Wherever the string "vaccine" appears, copy the whole line.

╭─ Input data

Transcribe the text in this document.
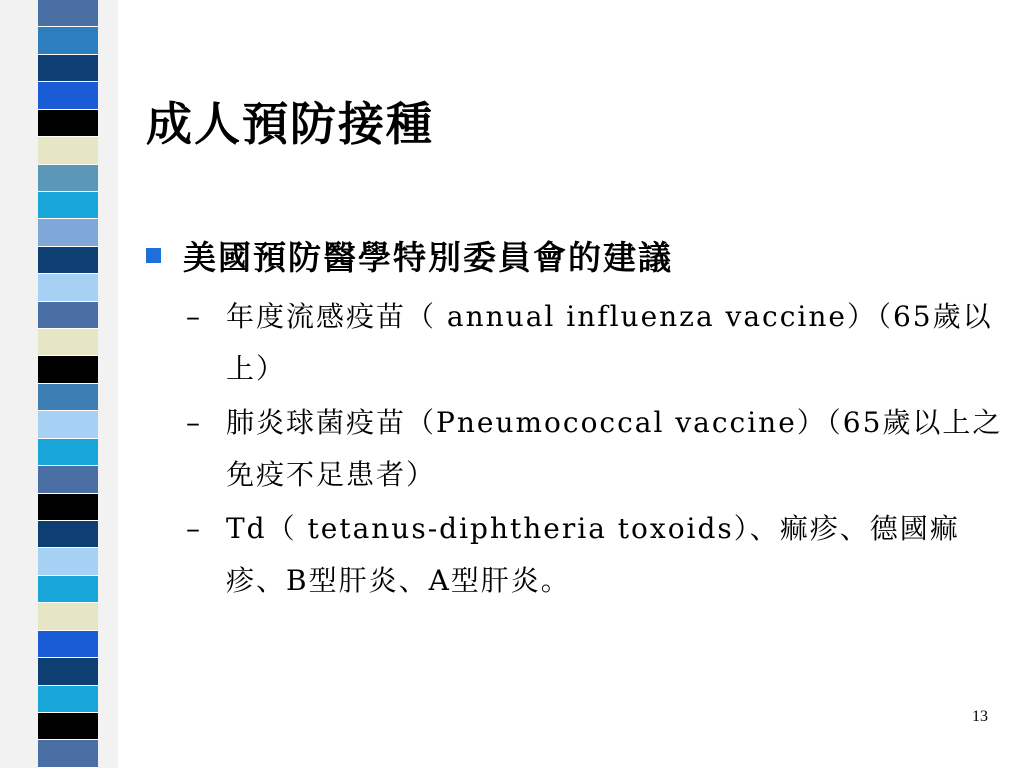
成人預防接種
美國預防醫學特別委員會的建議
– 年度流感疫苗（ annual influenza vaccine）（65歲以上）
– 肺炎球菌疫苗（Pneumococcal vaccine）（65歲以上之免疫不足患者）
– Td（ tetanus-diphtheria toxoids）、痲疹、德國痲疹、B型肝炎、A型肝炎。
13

╰─

#### Result of this exercise:
– 年度流感疫苗（ annual influenza vaccine）（65歲以上）
– 肺炎球菌疫苗（Pneumococcal vaccine）（65歲以上之免疫不足患者）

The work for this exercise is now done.